START EXCERPTED RECORDS

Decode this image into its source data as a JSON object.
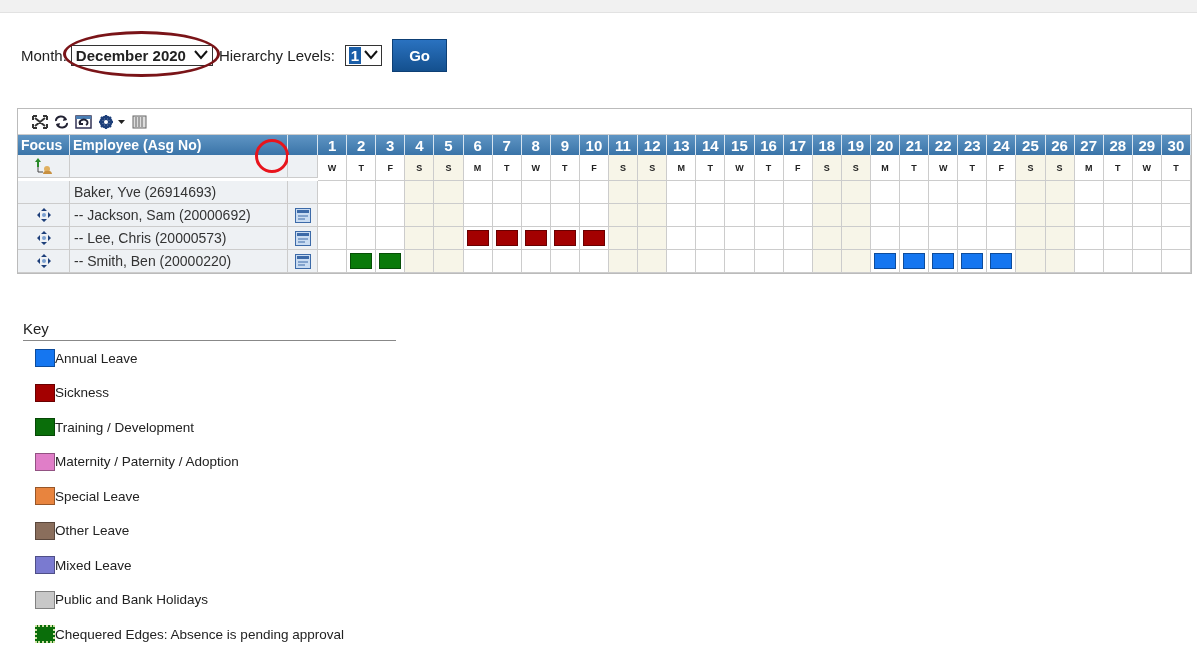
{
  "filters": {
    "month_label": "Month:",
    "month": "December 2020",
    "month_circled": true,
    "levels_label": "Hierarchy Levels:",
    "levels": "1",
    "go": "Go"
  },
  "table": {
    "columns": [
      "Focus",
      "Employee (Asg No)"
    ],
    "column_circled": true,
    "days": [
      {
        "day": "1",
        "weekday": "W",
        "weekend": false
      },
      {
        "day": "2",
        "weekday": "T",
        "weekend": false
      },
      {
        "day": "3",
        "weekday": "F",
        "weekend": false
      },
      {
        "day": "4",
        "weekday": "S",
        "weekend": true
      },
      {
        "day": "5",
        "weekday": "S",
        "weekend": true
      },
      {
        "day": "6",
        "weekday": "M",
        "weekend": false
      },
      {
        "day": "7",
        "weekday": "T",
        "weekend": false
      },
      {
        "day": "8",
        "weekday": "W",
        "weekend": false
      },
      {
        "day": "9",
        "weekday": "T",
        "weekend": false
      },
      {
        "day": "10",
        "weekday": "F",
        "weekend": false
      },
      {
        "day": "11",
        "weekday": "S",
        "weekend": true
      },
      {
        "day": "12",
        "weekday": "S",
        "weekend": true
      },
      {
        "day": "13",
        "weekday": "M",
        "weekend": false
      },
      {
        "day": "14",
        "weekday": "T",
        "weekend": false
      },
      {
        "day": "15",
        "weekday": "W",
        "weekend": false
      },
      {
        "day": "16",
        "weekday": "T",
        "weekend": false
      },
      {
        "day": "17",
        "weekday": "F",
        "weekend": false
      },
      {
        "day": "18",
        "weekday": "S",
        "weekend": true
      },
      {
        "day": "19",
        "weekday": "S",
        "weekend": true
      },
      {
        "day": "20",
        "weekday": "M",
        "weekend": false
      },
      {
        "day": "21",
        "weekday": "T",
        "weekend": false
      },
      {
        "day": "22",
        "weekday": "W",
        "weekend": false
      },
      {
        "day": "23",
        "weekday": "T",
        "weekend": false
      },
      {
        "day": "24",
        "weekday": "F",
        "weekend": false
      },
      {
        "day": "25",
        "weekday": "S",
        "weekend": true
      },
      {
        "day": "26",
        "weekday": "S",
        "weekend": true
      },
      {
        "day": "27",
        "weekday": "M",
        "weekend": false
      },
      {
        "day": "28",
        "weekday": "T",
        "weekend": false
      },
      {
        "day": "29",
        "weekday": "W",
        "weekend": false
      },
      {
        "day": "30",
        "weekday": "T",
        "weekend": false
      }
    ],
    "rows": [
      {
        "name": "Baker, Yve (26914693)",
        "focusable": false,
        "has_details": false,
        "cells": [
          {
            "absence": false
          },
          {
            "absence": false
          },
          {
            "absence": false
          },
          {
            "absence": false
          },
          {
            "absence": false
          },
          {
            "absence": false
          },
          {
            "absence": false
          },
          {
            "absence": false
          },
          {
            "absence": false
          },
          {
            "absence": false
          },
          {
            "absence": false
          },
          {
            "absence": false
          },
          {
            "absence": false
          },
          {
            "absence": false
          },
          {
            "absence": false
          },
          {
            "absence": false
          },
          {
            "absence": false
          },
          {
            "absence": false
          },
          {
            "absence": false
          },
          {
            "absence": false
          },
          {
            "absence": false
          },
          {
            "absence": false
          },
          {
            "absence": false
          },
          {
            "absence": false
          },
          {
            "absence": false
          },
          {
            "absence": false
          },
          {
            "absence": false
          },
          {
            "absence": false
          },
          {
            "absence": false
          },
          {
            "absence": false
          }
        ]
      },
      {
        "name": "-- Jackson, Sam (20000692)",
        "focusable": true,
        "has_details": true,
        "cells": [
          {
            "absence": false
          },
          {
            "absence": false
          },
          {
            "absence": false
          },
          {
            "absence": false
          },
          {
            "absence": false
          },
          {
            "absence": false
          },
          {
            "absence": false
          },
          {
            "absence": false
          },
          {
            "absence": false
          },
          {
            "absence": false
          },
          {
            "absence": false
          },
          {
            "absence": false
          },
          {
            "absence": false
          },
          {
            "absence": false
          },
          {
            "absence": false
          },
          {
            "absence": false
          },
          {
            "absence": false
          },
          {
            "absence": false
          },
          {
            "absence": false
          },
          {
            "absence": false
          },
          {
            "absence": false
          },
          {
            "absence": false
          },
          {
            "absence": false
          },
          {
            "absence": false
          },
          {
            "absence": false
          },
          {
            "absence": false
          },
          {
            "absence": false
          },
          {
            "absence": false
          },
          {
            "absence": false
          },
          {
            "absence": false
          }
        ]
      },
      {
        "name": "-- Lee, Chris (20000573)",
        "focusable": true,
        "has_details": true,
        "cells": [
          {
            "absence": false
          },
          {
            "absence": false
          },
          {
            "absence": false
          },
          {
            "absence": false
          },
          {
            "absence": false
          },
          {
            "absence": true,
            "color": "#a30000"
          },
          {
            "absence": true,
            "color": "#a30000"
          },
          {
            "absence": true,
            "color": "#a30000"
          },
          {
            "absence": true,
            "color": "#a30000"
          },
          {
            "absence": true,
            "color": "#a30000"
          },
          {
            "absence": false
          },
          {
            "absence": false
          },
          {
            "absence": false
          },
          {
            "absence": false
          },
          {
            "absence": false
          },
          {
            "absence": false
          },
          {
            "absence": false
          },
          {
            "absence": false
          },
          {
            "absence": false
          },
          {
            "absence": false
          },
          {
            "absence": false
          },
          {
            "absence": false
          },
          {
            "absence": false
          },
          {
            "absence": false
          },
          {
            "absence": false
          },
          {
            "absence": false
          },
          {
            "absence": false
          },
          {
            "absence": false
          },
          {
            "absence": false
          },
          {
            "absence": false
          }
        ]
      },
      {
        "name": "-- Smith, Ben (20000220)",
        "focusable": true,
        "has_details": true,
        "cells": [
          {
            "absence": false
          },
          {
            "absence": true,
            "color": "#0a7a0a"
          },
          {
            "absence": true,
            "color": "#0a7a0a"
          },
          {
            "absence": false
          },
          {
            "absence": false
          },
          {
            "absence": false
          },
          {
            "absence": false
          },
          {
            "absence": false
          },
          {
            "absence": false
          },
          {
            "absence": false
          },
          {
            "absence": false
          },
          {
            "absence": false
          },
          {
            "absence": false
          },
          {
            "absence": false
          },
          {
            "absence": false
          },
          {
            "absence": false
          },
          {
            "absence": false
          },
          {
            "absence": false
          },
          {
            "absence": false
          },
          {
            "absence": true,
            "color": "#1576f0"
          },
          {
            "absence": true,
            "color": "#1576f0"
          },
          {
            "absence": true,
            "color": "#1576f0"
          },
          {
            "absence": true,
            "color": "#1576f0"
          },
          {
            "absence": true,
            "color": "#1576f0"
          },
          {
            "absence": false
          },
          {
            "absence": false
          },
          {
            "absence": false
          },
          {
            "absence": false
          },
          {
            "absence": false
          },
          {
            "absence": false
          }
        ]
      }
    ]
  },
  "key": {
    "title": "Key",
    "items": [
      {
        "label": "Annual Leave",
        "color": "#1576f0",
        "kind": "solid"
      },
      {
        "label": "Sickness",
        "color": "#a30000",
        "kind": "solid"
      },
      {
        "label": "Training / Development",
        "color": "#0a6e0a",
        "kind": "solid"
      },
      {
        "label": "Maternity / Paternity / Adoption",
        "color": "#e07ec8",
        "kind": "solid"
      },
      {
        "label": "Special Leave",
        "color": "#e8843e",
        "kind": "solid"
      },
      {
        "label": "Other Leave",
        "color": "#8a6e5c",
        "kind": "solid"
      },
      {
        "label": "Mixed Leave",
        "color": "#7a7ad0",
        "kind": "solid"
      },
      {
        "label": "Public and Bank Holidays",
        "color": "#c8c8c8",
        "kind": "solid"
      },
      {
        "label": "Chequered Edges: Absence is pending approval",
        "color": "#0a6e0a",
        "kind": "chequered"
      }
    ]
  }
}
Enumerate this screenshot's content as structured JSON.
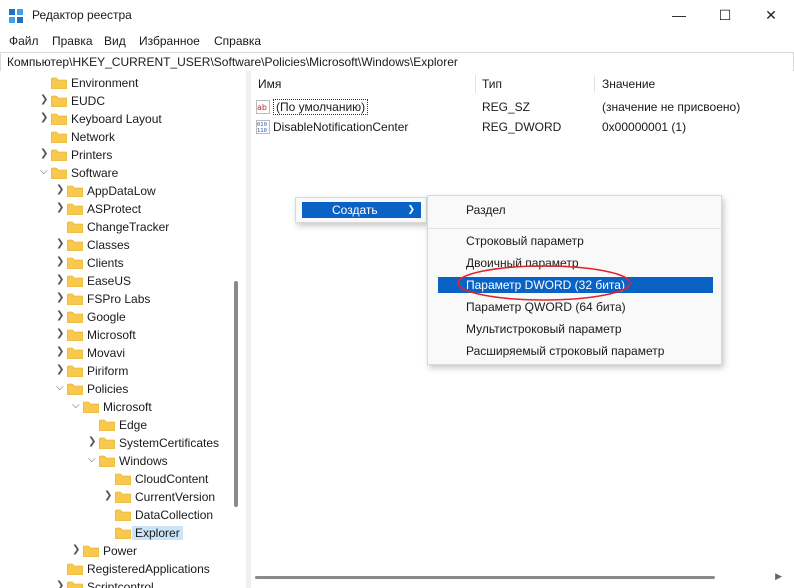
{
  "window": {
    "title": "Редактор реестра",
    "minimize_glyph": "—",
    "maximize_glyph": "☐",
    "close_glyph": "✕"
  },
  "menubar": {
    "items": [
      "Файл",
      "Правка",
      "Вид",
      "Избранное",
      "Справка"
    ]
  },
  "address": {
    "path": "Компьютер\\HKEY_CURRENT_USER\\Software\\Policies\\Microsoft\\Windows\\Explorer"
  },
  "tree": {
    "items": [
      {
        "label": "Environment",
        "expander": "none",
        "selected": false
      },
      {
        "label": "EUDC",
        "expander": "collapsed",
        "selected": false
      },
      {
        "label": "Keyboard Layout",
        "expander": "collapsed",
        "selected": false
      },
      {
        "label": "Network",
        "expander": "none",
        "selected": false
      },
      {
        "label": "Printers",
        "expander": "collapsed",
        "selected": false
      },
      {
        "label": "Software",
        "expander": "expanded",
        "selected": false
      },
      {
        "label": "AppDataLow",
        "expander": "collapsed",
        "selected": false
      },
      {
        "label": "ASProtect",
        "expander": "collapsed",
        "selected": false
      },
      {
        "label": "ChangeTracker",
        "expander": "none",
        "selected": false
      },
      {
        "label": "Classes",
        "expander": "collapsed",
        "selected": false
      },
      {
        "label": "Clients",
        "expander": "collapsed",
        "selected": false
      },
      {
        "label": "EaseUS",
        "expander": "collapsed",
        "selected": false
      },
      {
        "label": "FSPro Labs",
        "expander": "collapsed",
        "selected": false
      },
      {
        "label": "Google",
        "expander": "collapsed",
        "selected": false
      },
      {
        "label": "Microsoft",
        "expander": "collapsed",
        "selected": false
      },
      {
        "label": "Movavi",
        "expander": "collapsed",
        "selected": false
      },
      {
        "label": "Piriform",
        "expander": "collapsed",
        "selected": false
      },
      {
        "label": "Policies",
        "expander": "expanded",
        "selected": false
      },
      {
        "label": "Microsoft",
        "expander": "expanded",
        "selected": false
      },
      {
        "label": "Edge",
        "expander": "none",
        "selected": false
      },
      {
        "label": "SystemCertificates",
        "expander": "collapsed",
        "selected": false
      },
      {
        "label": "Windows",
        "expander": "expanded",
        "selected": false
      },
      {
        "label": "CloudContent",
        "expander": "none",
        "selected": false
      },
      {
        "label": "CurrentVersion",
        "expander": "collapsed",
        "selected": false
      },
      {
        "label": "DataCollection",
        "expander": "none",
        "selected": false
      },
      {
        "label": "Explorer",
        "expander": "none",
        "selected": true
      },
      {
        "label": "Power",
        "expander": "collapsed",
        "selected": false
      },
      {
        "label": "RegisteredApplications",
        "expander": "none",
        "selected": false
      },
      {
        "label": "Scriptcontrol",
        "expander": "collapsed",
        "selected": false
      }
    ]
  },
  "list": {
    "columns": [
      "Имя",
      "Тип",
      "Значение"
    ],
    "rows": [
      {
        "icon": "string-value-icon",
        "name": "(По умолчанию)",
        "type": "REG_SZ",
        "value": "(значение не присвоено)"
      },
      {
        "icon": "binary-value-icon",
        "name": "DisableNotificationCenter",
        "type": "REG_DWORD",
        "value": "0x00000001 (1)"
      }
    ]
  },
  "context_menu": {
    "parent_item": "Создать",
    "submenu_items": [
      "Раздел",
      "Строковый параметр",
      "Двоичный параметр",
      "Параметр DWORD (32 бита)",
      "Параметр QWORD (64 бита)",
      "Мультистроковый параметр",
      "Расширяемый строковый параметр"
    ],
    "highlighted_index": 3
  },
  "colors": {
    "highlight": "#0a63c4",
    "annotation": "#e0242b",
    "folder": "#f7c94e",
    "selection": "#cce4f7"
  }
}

END EXCERPTED RECORDS

--- GOAL ---
Look through the material above and work out how many of its lines contain "Policies". State the number only.

--- FINISHED ANSWER ---
2